Problem to solve: Every record should be repeated exactly, except that pictures are left out.

Records for the task:
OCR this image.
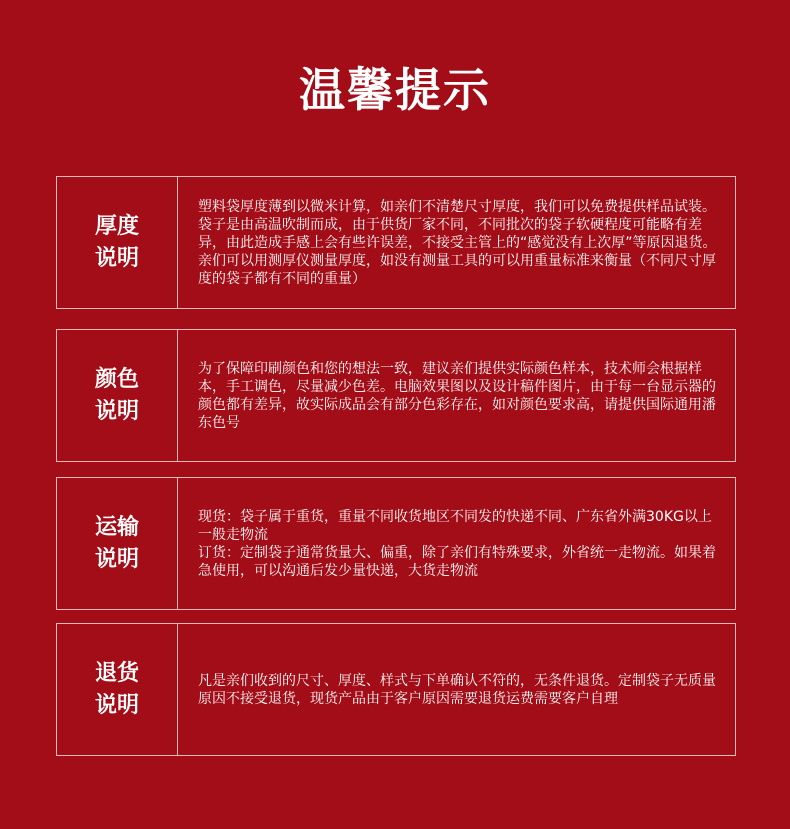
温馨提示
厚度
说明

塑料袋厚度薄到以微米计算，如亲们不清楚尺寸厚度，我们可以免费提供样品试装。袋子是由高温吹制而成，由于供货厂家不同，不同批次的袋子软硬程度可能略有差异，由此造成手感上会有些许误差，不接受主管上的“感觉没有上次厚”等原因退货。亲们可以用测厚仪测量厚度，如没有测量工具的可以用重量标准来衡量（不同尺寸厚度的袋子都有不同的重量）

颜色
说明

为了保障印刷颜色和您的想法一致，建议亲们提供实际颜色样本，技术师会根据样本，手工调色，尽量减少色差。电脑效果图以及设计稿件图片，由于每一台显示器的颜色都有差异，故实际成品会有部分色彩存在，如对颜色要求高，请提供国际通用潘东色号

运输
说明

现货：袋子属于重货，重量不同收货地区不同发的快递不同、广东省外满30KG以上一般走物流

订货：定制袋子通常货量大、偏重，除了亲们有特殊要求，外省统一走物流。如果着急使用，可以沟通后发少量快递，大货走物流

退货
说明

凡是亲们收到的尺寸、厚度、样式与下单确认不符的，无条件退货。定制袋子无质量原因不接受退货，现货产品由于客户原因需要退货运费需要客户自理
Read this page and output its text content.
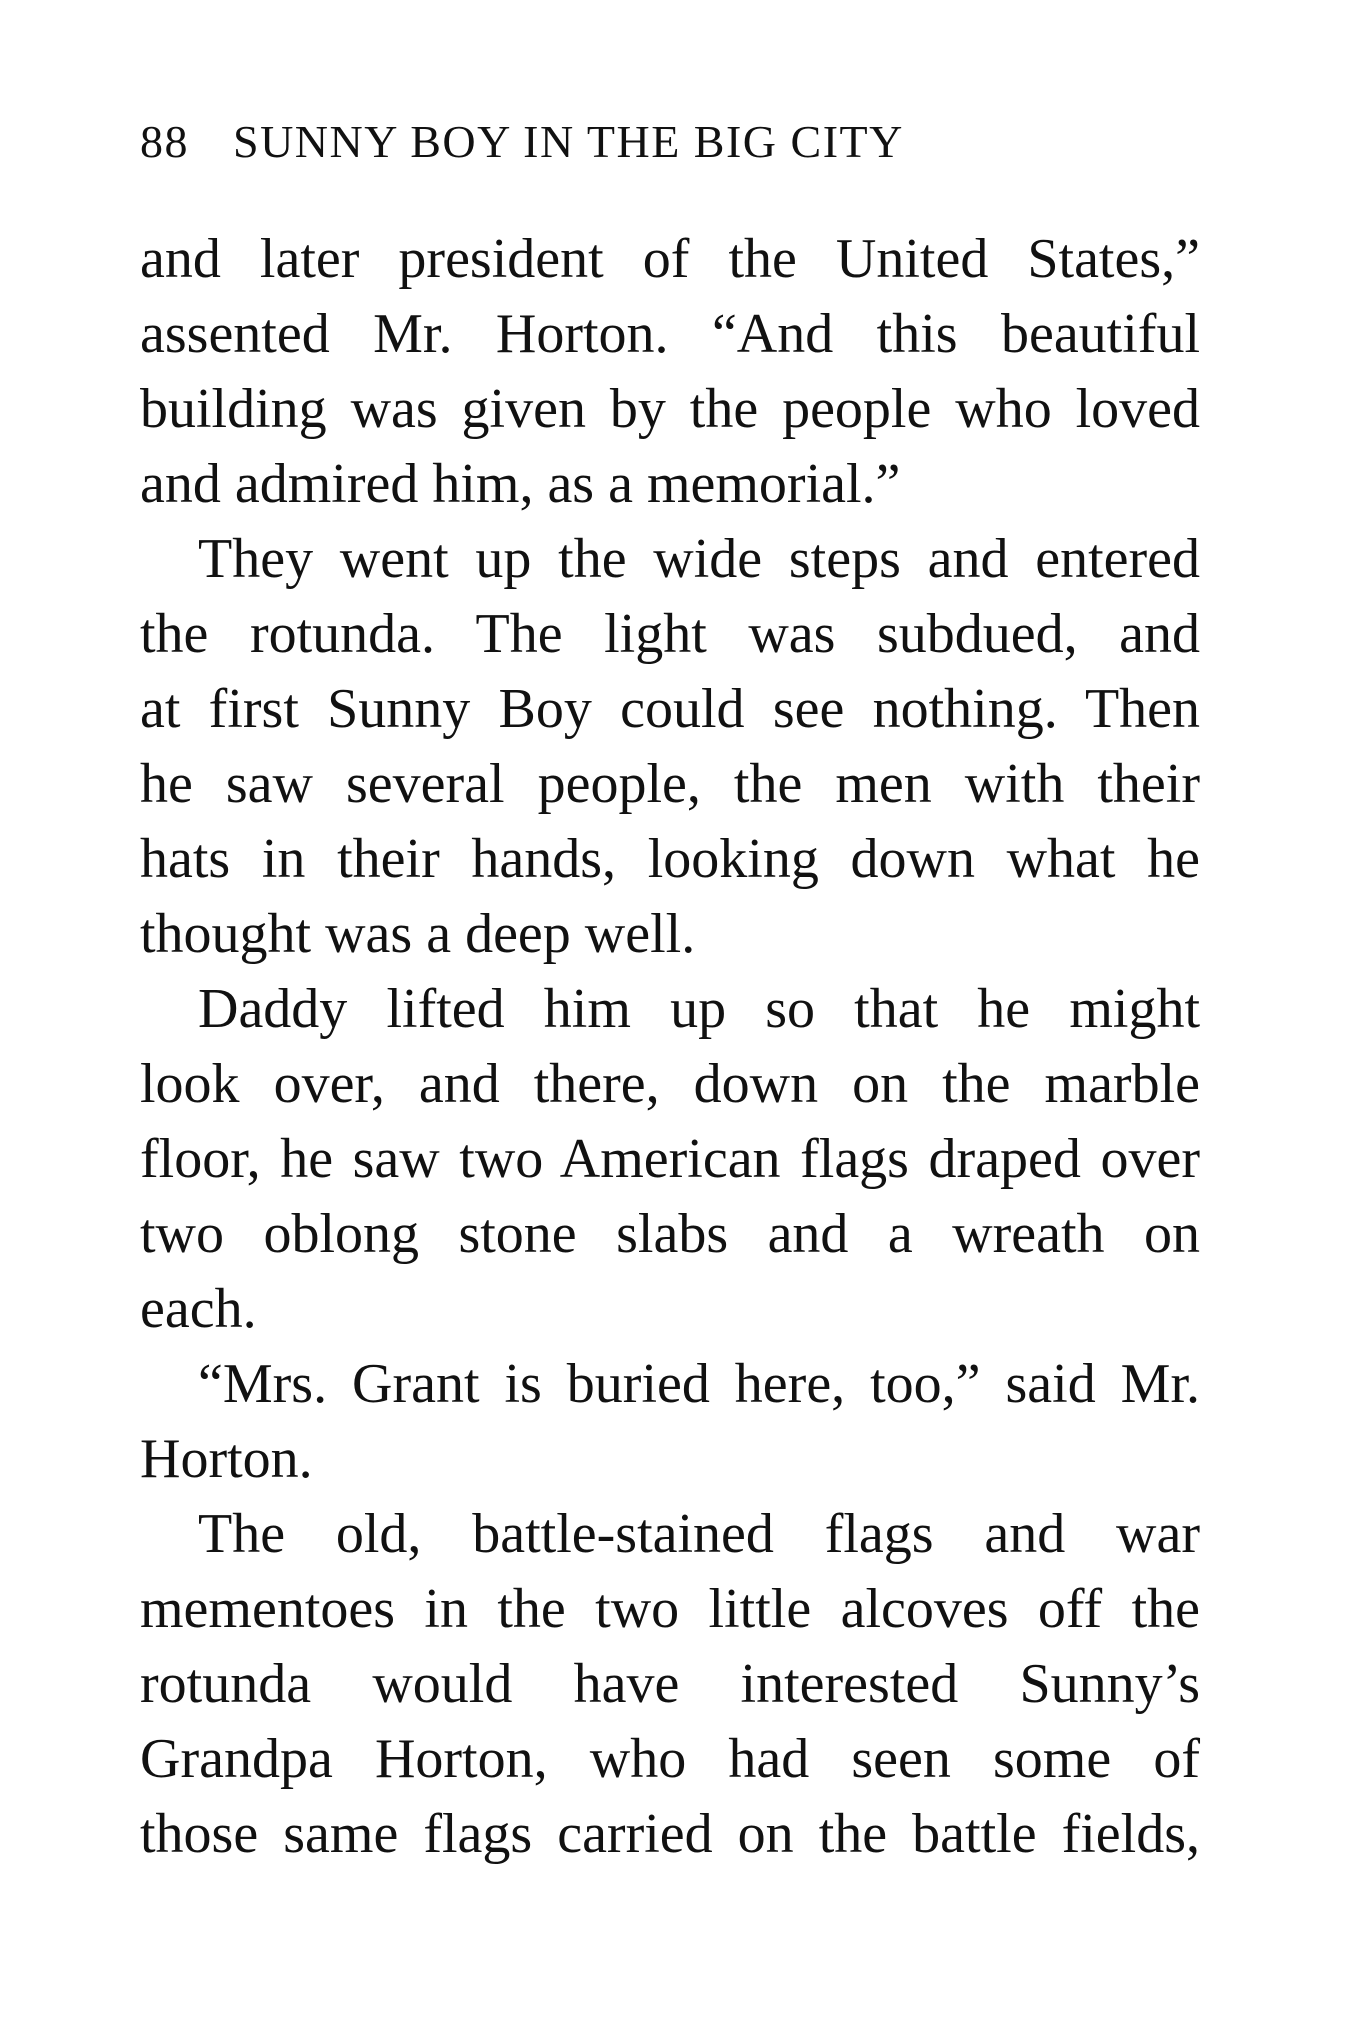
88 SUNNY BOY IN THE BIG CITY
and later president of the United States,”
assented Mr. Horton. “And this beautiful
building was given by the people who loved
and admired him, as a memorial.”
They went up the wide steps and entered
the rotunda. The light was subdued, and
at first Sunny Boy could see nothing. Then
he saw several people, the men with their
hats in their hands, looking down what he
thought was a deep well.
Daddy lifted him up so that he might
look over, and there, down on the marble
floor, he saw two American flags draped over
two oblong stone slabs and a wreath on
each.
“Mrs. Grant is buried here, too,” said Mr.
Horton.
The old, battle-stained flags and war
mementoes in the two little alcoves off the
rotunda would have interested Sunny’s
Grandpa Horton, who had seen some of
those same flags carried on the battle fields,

Expected answer:
OCR this image.
温馨提示
厚度
说明

塑料袋厚度薄到以微米计算，如亲们不清楚尺寸厚度，我们可以免费提供样品试装。袋子是由高温吹制而成，由于供货厂家不同，不同批次的袋子软硬程度可能略有差异，由此造成手感上会有些许误差，不接受主管上的“感觉没有上次厚”等原因退货。亲们可以用测厚仪测量厚度，如没有测量工具的可以用重量标准来衡量（不同尺寸厚度的袋子都有不同的重量）

颜色
说明

为了保障印刷颜色和您的想法一致，建议亲们提供实际颜色样本，技术师会根据样本，手工调色，尽量减少色差。电脑效果图以及设计稿件图片，由于每一台显示器的颜色都有差异，故实际成品会有部分色彩存在，如对颜色要求高，请提供国际通用潘东色号

运输
说明

现货：袋子属于重货，重量不同收货地区不同发的快递不同、广东省外满30KG以上一般走物流

订货：定制袋子通常货量大、偏重，除了亲们有特殊要求，外省统一走物流。如果着急使用，可以沟通后发少量快递，大货走物流

退货
说明

凡是亲们收到的尺寸、厚度、样式与下单确认不符的，无条件退货。定制袋子无质量原因不接受退货，现货产品由于客户原因需要退货运费需要客户自理
Read this page and output its text content.
88 SUNNY BOY IN THE BIG CITY
and later president of the United States,”
assented Mr. Horton. “And this beautiful
building was given by the people who loved
and admired him, as a memorial.”
They went up the wide steps and entered
the rotunda. The light was subdued, and
at first Sunny Boy could see nothing. Then
he saw several people, the men with their
hats in their hands, looking down what he
thought was a deep well.
Daddy lifted him up so that he might
look over, and there, down on the marble
floor, he saw two American flags draped over
two oblong stone slabs and a wreath on
each.
“Mrs. Grant is buried here, too,” said Mr.
Horton.
The old, battle-stained flags and war
mementoes in the two little alcoves off the
rotunda would have interested Sunny’s
Grandpa Horton, who had seen some of
those same flags carried on the battle fields,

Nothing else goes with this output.